Stored entries:
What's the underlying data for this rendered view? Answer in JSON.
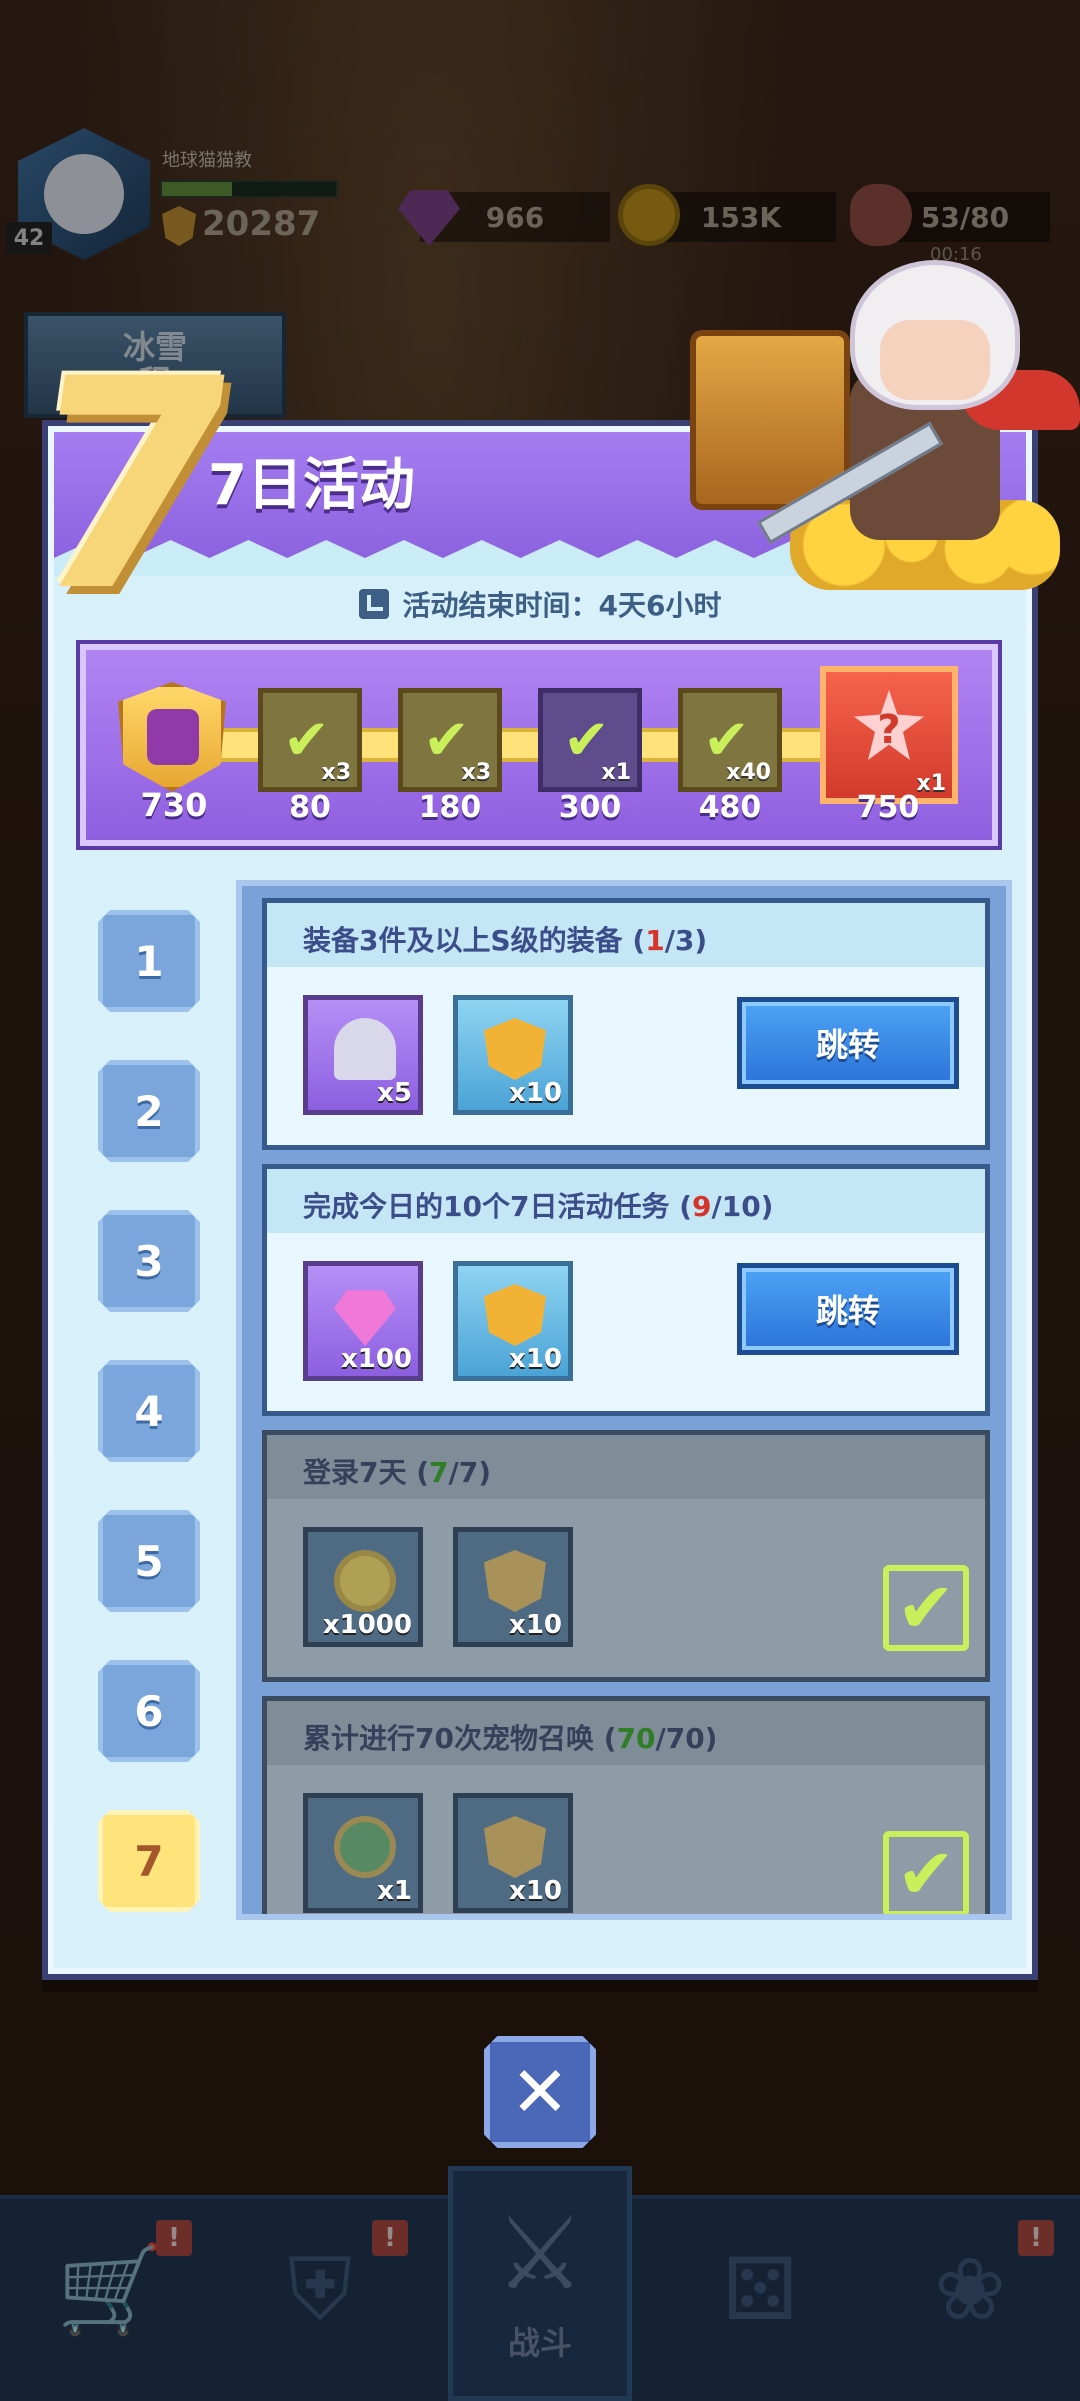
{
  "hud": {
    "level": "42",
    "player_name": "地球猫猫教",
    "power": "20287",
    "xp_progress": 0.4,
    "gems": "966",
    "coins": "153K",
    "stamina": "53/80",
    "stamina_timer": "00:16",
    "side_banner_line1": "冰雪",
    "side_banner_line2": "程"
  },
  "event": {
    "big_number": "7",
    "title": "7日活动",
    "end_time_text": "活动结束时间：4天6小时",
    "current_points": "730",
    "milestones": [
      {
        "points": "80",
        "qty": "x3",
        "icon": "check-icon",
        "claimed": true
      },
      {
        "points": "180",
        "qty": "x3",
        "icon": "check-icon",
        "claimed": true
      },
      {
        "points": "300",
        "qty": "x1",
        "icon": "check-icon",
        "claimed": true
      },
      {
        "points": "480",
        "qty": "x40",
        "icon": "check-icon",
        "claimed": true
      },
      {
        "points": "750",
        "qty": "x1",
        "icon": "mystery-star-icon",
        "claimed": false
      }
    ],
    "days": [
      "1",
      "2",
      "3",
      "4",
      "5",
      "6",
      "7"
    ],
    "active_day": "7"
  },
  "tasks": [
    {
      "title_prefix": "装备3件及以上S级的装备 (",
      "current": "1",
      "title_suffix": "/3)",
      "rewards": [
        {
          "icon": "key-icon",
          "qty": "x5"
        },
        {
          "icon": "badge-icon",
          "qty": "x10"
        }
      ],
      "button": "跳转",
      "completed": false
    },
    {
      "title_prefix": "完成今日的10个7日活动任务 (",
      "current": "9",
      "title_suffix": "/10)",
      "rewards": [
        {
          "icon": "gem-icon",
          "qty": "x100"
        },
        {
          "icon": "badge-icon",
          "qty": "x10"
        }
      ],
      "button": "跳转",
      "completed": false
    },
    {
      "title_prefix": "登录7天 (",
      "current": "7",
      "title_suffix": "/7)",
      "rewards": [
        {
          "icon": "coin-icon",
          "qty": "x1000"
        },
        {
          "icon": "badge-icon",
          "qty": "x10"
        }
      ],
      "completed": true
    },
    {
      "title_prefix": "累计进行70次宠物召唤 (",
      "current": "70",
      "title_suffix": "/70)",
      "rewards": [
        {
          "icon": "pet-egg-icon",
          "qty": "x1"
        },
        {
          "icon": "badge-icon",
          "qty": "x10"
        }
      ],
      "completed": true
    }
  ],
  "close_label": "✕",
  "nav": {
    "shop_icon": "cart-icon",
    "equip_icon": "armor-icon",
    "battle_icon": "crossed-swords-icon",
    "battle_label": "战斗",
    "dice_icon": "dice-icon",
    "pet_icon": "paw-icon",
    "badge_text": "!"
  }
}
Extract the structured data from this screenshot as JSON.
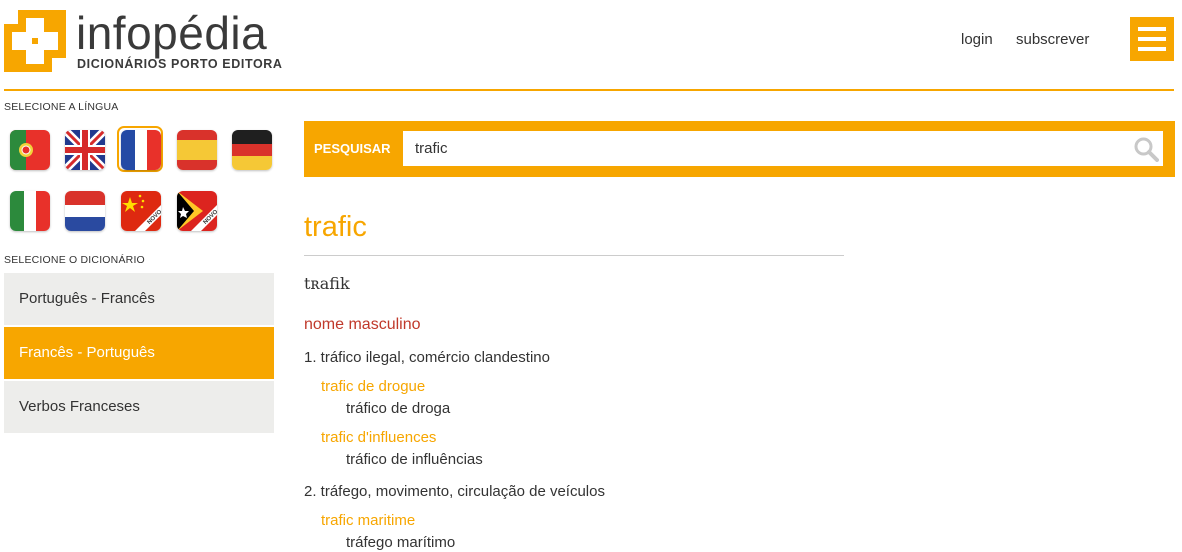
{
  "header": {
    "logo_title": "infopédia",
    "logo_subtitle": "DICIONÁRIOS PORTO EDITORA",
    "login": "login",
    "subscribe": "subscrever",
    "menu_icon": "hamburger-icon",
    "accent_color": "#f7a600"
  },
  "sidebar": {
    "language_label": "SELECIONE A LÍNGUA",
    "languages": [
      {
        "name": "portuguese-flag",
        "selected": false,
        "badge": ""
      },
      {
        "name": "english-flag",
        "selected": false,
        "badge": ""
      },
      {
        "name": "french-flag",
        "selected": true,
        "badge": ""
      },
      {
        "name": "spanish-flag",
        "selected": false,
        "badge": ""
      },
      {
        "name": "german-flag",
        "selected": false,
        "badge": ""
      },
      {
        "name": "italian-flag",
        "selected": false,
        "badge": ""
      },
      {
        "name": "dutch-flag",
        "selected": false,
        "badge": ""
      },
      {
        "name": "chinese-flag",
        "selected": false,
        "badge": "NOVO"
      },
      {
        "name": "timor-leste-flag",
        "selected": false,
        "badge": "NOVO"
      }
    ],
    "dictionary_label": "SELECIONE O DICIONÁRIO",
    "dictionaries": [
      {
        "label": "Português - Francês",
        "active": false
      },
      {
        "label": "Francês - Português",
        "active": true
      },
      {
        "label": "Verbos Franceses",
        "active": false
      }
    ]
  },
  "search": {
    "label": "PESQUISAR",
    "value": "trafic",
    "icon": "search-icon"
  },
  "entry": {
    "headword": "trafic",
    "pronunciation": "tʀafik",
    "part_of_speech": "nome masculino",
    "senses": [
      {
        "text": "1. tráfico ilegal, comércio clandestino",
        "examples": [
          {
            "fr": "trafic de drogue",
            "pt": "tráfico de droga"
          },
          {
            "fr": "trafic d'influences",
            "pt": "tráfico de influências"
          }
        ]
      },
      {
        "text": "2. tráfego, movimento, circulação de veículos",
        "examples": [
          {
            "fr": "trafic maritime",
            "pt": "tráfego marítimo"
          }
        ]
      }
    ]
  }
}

TO DO: Among the lines above, determine how many hold the word "trafic"; report the figure alone.

PROBLEM SOLUTION: 5